AVAILABLE RECORDS
>>>

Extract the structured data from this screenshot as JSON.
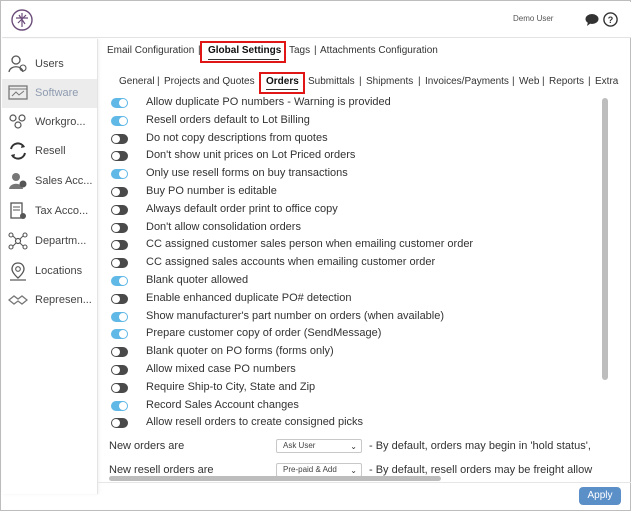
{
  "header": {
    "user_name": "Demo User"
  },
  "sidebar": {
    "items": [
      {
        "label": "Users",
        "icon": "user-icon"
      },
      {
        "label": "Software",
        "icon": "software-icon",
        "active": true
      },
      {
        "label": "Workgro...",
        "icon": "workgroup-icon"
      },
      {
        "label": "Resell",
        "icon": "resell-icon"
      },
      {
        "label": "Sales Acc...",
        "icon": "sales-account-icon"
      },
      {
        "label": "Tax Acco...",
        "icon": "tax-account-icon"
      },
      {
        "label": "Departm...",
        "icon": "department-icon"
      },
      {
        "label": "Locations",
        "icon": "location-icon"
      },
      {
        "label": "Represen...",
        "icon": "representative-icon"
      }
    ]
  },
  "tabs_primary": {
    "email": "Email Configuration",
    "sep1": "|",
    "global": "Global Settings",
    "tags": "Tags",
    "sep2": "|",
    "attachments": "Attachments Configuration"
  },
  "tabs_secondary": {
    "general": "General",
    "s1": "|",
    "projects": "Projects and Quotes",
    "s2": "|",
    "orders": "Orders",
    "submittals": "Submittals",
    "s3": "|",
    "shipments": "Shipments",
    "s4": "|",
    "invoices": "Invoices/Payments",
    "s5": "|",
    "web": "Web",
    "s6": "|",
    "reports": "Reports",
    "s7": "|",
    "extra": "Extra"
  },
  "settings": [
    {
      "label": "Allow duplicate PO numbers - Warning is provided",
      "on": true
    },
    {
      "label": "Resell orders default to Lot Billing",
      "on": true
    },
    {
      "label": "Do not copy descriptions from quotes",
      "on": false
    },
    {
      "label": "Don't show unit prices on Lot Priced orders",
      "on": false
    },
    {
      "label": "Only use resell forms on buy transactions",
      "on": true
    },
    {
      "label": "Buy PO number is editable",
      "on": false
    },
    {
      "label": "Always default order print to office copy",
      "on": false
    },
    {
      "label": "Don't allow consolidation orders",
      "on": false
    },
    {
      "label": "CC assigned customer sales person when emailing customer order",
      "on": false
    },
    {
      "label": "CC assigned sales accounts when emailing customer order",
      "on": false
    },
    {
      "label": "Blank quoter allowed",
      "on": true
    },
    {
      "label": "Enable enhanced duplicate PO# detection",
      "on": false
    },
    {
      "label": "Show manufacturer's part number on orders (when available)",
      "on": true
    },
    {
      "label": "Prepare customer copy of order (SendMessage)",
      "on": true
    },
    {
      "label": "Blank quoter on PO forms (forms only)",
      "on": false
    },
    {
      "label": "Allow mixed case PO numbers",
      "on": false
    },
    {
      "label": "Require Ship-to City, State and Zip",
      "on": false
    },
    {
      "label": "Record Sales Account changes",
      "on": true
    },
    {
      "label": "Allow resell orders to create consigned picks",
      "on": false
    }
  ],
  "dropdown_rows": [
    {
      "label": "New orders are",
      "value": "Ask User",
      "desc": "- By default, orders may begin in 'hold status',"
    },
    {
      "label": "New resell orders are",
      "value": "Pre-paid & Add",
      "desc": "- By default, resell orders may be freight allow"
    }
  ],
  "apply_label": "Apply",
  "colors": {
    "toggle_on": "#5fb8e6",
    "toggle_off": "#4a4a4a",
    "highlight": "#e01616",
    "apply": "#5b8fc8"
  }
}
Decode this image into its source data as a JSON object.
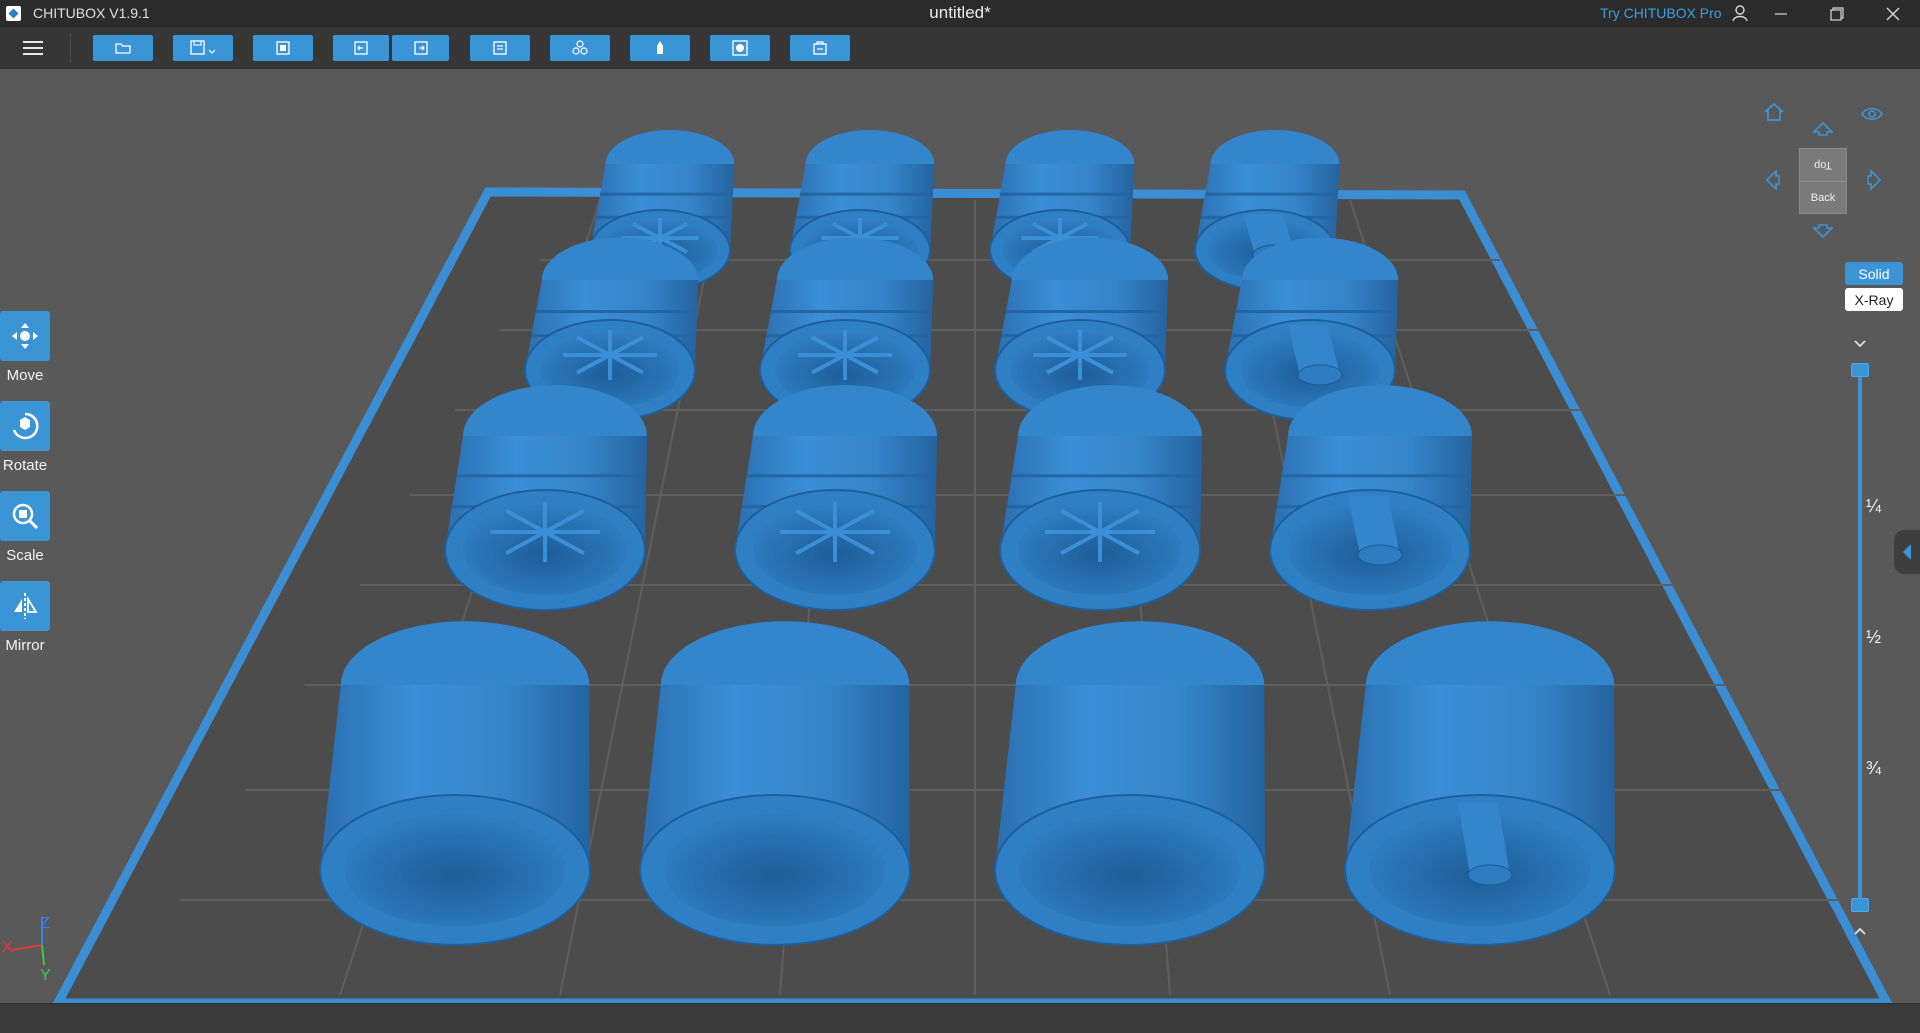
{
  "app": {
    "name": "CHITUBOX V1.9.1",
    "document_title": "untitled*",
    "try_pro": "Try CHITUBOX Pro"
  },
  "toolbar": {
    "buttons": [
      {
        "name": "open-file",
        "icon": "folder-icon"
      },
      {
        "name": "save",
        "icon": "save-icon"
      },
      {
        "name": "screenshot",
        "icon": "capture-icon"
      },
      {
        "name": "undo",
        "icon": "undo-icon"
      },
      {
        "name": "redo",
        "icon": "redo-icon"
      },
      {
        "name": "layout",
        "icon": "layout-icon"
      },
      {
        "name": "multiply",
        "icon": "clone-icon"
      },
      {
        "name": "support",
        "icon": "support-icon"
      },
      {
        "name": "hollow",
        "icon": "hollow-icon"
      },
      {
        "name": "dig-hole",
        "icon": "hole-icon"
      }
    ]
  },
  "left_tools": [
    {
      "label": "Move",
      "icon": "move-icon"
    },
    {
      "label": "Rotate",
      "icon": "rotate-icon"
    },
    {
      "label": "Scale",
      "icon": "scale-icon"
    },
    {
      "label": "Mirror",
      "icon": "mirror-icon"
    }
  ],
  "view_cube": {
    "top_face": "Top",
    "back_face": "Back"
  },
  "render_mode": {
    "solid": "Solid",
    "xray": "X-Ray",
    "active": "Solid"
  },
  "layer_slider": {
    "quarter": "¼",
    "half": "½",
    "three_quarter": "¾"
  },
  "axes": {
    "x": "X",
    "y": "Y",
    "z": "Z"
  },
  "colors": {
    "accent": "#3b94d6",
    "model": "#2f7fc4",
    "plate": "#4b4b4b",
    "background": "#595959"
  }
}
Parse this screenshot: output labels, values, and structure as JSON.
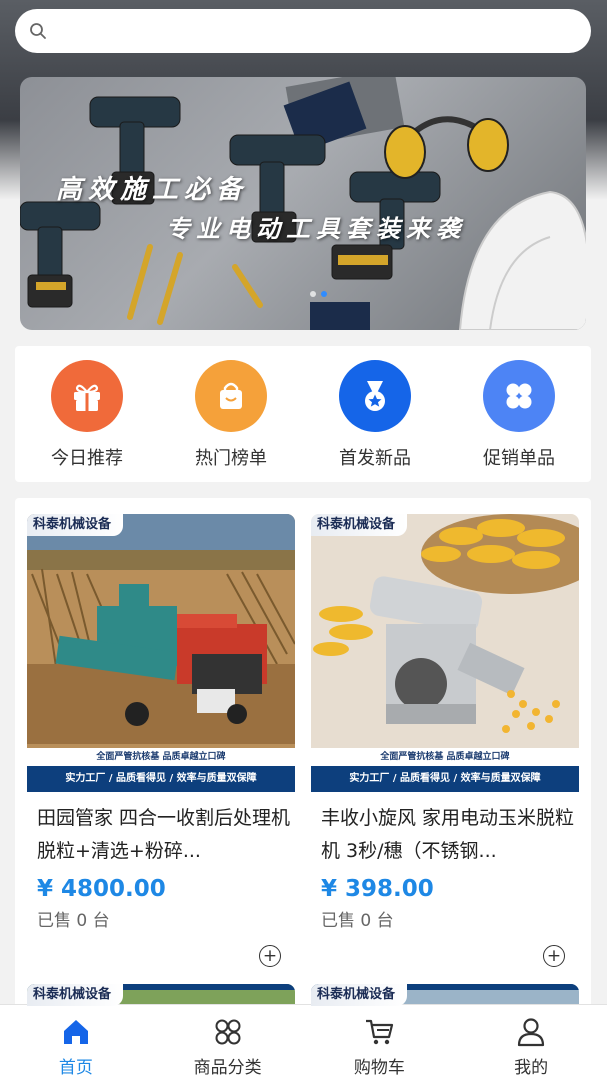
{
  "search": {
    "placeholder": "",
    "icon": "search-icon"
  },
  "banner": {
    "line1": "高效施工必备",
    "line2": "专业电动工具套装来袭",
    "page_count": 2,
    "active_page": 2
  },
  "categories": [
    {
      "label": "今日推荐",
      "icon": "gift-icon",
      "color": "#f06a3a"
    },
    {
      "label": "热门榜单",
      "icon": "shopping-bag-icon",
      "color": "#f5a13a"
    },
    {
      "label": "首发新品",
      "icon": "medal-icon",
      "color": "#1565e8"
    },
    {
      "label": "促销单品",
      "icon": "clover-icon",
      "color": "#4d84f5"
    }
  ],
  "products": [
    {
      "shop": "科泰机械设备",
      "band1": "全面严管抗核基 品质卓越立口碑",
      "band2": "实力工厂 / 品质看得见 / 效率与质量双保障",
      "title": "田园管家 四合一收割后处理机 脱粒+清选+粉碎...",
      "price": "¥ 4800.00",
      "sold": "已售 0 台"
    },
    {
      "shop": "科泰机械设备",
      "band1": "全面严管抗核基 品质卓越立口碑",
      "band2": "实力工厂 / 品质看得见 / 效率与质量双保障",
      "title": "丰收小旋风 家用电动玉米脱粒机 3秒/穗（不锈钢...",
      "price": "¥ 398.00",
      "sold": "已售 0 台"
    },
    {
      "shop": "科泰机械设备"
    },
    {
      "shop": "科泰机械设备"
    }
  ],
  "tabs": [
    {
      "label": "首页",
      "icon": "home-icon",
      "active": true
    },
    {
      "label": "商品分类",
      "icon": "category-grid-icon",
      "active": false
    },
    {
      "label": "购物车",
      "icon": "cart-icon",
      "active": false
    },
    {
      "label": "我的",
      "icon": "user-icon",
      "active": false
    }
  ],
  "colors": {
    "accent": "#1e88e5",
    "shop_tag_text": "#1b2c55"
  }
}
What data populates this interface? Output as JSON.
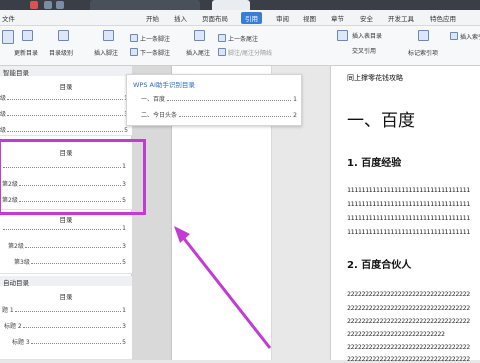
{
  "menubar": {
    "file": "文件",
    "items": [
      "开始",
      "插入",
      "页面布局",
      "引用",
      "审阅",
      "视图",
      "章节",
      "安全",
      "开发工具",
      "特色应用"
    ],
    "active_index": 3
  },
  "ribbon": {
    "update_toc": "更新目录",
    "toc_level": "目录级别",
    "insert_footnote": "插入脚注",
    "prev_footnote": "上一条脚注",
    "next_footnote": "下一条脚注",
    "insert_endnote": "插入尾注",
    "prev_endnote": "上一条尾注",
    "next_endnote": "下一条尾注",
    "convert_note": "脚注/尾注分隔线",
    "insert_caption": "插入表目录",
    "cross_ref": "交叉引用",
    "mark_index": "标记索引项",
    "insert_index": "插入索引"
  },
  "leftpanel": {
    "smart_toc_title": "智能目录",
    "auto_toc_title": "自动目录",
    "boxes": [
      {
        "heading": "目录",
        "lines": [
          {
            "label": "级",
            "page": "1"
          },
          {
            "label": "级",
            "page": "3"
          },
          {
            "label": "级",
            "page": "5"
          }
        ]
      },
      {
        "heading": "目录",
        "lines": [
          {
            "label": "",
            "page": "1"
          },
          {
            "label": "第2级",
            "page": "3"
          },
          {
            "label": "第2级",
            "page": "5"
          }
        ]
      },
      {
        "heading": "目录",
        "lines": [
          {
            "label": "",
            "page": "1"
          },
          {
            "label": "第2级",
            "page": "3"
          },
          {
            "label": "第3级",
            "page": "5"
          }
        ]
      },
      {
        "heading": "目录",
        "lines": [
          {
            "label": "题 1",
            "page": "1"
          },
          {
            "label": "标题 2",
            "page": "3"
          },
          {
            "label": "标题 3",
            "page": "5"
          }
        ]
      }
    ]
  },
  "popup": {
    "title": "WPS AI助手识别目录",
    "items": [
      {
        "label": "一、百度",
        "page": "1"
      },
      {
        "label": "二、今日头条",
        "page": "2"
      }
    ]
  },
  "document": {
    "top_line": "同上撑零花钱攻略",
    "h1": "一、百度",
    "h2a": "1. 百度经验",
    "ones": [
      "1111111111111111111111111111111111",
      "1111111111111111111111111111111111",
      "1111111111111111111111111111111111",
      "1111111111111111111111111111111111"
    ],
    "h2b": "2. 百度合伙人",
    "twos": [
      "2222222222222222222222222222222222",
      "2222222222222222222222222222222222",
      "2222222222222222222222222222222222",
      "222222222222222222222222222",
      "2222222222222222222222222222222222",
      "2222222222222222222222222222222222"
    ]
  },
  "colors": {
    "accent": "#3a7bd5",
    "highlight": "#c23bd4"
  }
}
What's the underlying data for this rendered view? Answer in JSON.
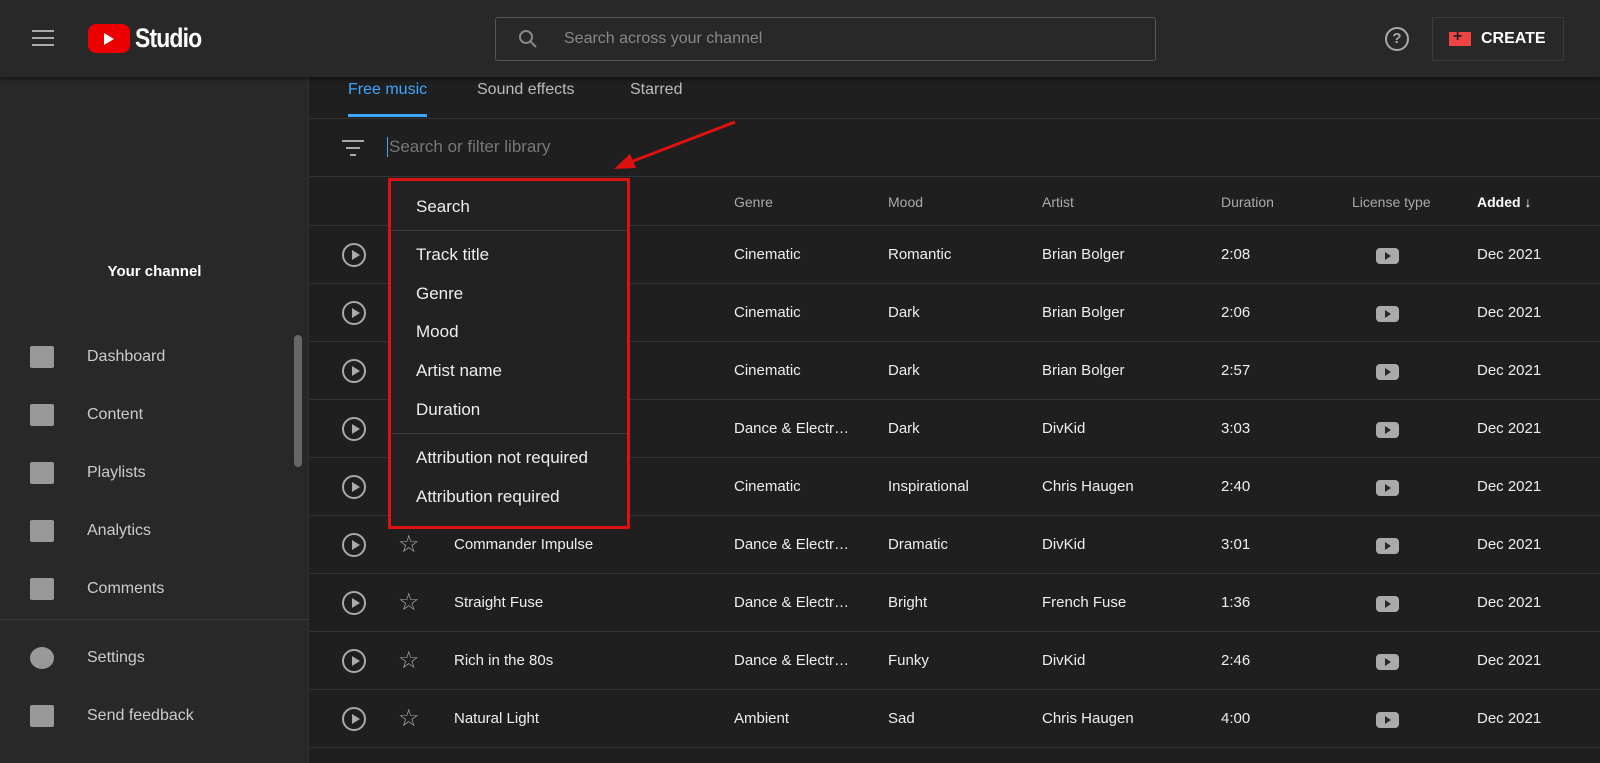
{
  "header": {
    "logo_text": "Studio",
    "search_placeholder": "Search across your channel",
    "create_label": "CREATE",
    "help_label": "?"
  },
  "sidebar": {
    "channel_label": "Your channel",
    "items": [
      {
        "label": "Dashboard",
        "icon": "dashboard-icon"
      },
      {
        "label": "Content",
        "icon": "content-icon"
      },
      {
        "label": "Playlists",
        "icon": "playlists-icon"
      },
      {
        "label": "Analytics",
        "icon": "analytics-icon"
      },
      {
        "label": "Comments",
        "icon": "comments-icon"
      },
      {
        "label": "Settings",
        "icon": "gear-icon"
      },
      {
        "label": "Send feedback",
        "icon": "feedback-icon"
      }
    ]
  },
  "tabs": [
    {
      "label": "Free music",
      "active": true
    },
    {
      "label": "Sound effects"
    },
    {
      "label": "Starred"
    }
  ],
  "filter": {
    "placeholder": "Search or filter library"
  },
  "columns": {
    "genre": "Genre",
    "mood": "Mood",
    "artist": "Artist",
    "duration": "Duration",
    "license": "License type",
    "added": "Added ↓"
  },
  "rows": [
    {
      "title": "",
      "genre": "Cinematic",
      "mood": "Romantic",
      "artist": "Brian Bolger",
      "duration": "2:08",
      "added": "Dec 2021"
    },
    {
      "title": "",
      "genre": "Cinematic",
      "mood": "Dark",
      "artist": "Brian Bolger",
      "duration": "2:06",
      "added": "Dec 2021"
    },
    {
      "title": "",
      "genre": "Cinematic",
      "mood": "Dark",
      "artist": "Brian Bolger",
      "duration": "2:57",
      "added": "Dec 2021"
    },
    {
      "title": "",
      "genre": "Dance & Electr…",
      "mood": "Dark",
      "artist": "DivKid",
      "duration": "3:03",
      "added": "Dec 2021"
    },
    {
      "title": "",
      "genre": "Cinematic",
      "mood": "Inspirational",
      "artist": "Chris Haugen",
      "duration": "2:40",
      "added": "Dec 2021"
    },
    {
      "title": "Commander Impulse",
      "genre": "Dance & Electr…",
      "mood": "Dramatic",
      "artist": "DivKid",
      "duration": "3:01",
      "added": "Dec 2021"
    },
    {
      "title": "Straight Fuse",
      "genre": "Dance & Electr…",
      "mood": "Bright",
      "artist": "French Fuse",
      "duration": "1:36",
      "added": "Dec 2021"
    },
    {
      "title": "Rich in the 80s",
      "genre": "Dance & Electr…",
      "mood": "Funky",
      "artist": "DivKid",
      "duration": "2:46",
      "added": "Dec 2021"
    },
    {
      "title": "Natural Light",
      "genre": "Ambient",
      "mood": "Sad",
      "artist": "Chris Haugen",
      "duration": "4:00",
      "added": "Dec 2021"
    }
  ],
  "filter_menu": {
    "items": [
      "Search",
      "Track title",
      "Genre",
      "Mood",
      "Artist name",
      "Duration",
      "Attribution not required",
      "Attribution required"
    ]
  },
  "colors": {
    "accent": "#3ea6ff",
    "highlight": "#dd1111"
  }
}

<<<

DIRECTIONS FOR THIS TASK
How many lines of the listing above include the word "emailing"? State the number and nothing else.

ANSWER FOR THE TASK
2